◆ **Problem to work on**: Copy out all of the material exactly as presented.

◆ **Rows**:
++++++++

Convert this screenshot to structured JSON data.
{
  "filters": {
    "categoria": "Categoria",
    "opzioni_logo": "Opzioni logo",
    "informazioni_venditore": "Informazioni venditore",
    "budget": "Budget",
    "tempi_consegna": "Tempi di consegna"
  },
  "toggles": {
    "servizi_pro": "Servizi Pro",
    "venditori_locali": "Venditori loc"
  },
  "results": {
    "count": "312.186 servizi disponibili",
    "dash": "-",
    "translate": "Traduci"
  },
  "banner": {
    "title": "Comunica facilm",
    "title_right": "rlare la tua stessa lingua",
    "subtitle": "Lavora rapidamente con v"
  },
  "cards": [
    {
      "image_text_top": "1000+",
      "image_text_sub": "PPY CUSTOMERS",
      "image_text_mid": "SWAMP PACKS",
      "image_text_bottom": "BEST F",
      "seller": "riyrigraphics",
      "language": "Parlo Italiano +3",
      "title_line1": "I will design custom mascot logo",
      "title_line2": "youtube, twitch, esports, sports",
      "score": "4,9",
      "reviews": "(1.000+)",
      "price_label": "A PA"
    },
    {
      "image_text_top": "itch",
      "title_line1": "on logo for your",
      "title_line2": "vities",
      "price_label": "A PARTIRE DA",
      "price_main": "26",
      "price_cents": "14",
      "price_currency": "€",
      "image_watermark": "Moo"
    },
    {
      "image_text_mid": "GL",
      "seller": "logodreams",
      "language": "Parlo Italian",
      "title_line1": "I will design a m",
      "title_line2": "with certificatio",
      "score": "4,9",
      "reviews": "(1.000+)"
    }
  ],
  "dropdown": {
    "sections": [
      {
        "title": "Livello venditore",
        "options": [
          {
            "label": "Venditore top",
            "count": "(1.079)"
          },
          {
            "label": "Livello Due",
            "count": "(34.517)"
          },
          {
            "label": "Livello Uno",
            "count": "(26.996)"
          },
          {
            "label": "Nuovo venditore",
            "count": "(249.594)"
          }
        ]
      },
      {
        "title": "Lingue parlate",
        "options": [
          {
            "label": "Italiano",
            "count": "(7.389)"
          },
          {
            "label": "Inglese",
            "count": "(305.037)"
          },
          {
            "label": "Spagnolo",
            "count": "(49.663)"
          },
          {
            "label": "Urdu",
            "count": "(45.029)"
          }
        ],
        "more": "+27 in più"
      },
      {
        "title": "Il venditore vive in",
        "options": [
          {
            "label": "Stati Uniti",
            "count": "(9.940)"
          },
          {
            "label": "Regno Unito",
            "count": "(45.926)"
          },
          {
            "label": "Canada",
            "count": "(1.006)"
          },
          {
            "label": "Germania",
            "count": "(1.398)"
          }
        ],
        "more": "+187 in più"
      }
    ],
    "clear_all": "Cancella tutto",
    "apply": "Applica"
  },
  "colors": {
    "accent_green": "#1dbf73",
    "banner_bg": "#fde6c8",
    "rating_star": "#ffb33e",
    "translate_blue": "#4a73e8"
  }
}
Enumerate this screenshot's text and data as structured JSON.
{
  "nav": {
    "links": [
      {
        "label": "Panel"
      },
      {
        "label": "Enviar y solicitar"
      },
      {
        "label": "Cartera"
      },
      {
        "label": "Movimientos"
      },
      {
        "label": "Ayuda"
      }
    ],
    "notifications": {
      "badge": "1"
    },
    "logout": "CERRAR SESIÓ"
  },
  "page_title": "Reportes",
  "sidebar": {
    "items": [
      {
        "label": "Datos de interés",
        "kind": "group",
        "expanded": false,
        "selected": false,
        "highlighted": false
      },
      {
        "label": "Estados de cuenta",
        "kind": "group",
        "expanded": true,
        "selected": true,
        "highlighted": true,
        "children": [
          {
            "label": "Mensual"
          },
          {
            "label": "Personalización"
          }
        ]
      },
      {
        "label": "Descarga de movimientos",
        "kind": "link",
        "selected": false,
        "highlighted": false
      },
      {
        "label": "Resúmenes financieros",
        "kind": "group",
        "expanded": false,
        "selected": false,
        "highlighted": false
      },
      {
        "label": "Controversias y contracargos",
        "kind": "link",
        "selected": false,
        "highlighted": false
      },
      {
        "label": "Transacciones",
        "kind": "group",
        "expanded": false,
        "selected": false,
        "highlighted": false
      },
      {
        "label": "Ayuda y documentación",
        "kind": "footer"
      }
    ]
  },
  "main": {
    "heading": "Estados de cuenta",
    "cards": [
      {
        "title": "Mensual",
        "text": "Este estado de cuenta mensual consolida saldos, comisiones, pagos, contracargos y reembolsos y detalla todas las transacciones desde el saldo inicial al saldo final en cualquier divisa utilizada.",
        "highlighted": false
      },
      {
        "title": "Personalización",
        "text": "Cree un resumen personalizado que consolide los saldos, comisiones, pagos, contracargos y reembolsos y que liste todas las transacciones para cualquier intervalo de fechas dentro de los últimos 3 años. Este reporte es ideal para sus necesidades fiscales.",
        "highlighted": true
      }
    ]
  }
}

++++++++

◆ **Answer**:
Convert this screenshot to structured JSON data.
{
  "filters": {
    "categoria": "Categoria",
    "opzioni_logo": "Opzioni logo",
    "informazioni_venditore": "Informazioni venditore",
    "budget": "Budget",
    "tempi_consegna": "Tempi di consegna"
  },
  "toggles": {
    "servizi_pro": "Servizi Pro",
    "venditori_locali": "Venditori loc"
  },
  "results": {
    "count": "312.186 servizi disponibili",
    "dash": "-",
    "translate": "Traduci"
  },
  "banner": {
    "title": "Comunica facilm",
    "title_right": "rlare la tua stessa lingua",
    "subtitle": "Lavora rapidamente con v"
  },
  "cards": [
    {
      "image_text_top": "1000+",
      "image_text_sub": "PPY CUSTOMERS",
      "image_text_mid": "SWAMP PACKS",
      "image_text_bottom": "BEST F",
      "seller": "riyrigraphics",
      "language": "Parlo Italiano +3",
      "title_line1": "I will design custom mascot logo",
      "title_line2": "youtube, twitch, esports, sports",
      "score": "4,9",
      "reviews": "(1.000+)",
      "price_label": "A PA"
    },
    {
      "image_text_top": "itch",
      "title_line1": "on logo for your",
      "title_line2": "vities",
      "price_label": "A PARTIRE DA",
      "price_main": "26",
      "price_cents": "14",
      "price_currency": "€",
      "image_watermark": "Moo"
    },
    {
      "image_text_mid": "GL",
      "seller": "logodreams",
      "language": "Parlo Italian",
      "title_line1": "I will design a m",
      "title_line2": "with certificatio",
      "score": "4,9",
      "reviews": "(1.000+)"
    }
  ],
  "dropdown": {
    "sections": [
      {
        "title": "Livello venditore",
        "options": [
          {
            "label": "Venditore top",
            "count": "(1.079)"
          },
          {
            "label": "Livello Due",
            "count": "(34.517)"
          },
          {
            "label": "Livello Uno",
            "count": "(26.996)"
          },
          {
            "label": "Nuovo venditore",
            "count": "(249.594)"
          }
        ]
      },
      {
        "title": "Lingue parlate",
        "options": [
          {
            "label": "Italiano",
            "count": "(7.389)"
          },
          {
            "label": "Inglese",
            "count": "(305.037)"
          },
          {
            "label": "Spagnolo",
            "count": "(49.663)"
          },
          {
            "label": "Urdu",
            "count": "(45.029)"
          }
        ],
        "more": "+27 in più"
      },
      {
        "title": "Il venditore vive in",
        "options": [
          {
            "label": "Stati Uniti",
            "count": "(9.940)"
          },
          {
            "label": "Regno Unito",
            "count": "(45.926)"
          },
          {
            "label": "Canada",
            "count": "(1.006)"
          },
          {
            "label": "Germania",
            "count": "(1.398)"
          }
        ],
        "more": "+187 in più"
      }
    ],
    "clear_all": "Cancella tutto",
    "apply": "Applica"
  },
  "colors": {
    "accent_green": "#1dbf73",
    "banner_bg": "#fde6c8",
    "rating_star": "#ffb33e",
    "translate_blue": "#4a73e8"
  }
}
Enumerate this screenshot's text and data as structured JSON.
{
  "nav": {
    "links": [
      {
        "label": "Panel"
      },
      {
        "label": "Enviar y solicitar"
      },
      {
        "label": "Cartera"
      },
      {
        "label": "Movimientos"
      },
      {
        "label": "Ayuda"
      }
    ],
    "notifications": {
      "badge": "1"
    },
    "logout": "CERRAR SESIÓ"
  },
  "page_title": "Reportes",
  "sidebar": {
    "items": [
      {
        "label": "Datos de interés",
        "kind": "group",
        "expanded": false,
        "selected": false,
        "highlighted": false
      },
      {
        "label": "Estados de cuenta",
        "kind": "group",
        "expanded": true,
        "selected": true,
        "highlighted": true,
        "children": [
          {
            "label": "Mensual"
          },
          {
            "label": "Personalización"
          }
        ]
      },
      {
        "label": "Descarga de movimientos",
        "kind": "link",
        "selected": false,
        "highlighted": false
      },
      {
        "label": "Resúmenes financieros",
        "kind": "group",
        "expanded": false,
        "selected": false,
        "highlighted": false
      },
      {
        "label": "Controversias y contracargos",
        "kind": "link",
        "selected": false,
        "highlighted": false
      },
      {
        "label": "Transacciones",
        "kind": "group",
        "expanded": false,
        "selected": false,
        "highlighted": false
      },
      {
        "label": "Ayuda y documentación",
        "kind": "footer"
      }
    ]
  },
  "main": {
    "heading": "Estados de cuenta",
    "cards": [
      {
        "title": "Mensual",
        "text": "Este estado de cuenta mensual consolida saldos, comisiones, pagos, contracargos y reembolsos y detalla todas las transacciones desde el saldo inicial al saldo final en cualquier divisa utilizada.",
        "highlighted": false
      },
      {
        "title": "Personalización",
        "text": "Cree un resumen personalizado que consolide los saldos, comisiones, pagos, contracargos y reembolsos y que liste todas las transacciones para cualquier intervalo de fechas dentro de los últimos 3 años. Este reporte es ideal para sus necesidades fiscales.",
        "highlighted": true
      }
    ]
  }
}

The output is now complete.